→ **WHAT THE EXERCISE ASKS**
Work out how many lines in the entries below include the word "screenshot". Give nothing but the number.

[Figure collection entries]
====================

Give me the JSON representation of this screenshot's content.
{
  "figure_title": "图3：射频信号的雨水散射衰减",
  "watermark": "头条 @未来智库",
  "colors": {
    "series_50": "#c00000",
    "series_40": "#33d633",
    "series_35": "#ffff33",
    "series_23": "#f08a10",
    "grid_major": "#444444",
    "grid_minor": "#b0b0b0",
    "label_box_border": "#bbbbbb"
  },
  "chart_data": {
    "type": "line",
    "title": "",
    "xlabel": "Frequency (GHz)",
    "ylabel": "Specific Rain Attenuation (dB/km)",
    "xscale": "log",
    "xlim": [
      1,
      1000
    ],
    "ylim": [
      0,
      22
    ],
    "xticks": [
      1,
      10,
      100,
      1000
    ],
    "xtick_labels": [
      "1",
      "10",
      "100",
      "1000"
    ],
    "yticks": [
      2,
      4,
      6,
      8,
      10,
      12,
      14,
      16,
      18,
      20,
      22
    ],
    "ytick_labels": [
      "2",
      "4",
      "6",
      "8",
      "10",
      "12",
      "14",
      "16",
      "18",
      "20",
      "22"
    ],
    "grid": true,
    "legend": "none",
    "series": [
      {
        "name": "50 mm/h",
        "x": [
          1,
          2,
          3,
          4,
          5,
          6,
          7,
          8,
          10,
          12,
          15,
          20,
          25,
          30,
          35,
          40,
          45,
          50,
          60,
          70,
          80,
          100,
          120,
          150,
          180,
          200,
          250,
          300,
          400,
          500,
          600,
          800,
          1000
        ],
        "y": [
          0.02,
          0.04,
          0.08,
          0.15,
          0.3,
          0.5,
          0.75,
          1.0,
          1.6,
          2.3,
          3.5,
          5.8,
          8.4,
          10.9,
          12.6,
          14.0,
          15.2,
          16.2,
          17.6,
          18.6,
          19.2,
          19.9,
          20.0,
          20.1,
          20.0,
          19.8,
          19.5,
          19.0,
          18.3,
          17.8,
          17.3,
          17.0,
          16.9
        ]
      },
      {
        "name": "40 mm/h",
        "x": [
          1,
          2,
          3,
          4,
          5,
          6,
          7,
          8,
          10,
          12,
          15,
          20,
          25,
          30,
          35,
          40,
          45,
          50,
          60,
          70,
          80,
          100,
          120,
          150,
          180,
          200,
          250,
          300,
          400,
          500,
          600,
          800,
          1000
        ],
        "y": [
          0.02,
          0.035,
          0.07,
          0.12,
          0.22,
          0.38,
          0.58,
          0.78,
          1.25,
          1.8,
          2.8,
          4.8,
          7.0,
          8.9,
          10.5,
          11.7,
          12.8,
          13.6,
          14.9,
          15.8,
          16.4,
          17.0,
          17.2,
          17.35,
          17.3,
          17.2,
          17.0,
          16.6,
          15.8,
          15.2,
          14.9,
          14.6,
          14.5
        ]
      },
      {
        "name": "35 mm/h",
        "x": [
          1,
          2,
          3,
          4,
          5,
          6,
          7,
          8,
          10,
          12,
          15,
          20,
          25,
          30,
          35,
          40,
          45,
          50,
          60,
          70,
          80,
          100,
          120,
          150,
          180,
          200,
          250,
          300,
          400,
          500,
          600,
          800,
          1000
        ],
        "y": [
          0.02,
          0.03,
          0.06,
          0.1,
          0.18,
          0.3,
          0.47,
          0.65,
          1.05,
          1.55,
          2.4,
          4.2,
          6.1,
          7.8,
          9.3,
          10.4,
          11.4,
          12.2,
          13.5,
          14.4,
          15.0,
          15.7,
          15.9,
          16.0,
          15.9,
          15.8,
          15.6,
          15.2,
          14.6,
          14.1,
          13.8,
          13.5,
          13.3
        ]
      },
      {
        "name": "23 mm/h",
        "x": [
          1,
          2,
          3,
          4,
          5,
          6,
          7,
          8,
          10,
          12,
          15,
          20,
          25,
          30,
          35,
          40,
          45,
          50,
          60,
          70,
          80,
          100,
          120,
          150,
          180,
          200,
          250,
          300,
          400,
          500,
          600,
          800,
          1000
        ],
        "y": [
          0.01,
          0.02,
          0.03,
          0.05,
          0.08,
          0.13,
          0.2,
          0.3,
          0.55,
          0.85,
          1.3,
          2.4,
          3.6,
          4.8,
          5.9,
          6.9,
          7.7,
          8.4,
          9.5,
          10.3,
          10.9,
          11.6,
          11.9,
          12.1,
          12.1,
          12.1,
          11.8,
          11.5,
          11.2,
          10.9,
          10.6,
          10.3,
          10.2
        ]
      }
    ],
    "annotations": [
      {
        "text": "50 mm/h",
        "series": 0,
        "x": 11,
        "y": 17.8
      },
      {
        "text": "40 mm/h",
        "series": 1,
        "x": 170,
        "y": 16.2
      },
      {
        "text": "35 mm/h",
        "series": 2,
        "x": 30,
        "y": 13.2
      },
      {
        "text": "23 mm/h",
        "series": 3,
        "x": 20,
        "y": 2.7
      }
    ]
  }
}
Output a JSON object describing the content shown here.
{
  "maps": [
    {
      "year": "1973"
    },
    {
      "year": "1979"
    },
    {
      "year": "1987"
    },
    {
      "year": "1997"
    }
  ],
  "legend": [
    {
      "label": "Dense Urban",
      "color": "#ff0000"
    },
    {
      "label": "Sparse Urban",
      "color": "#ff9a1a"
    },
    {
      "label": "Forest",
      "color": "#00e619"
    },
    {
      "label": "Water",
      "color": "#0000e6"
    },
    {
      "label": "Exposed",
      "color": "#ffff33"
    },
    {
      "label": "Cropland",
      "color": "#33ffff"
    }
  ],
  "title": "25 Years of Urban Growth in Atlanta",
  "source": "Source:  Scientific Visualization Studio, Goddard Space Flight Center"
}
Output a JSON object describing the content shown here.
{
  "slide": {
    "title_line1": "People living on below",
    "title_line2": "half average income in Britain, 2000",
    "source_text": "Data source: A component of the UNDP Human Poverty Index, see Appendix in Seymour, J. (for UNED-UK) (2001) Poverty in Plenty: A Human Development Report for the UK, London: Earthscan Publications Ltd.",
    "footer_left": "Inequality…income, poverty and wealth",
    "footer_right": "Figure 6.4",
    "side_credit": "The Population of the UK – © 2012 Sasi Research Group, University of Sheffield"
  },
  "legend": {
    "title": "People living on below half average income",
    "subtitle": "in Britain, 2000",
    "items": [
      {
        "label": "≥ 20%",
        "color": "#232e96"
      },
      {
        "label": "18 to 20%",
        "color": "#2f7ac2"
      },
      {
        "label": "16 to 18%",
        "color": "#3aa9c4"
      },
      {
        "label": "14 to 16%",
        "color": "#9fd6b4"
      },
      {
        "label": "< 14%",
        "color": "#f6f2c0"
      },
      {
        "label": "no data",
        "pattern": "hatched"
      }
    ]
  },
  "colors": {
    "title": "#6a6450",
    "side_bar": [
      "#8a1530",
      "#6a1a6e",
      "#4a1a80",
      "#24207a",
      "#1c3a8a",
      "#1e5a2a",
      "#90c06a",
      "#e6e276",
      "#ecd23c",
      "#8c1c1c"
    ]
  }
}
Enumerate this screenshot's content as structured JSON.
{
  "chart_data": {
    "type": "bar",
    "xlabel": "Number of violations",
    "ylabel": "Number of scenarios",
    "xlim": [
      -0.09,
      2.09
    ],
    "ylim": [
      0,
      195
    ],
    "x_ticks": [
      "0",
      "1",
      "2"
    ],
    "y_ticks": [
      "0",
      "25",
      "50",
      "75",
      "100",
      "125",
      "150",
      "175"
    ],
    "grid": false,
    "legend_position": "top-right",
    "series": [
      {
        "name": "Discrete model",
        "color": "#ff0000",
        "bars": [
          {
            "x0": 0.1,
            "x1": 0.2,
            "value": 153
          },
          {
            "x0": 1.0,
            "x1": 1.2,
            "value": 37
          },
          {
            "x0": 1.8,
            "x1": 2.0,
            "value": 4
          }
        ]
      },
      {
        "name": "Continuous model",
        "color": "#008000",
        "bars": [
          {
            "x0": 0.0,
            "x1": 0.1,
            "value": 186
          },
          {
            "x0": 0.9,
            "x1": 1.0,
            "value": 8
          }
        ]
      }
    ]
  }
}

====================

→ **EXERCISE OUTPUT**
2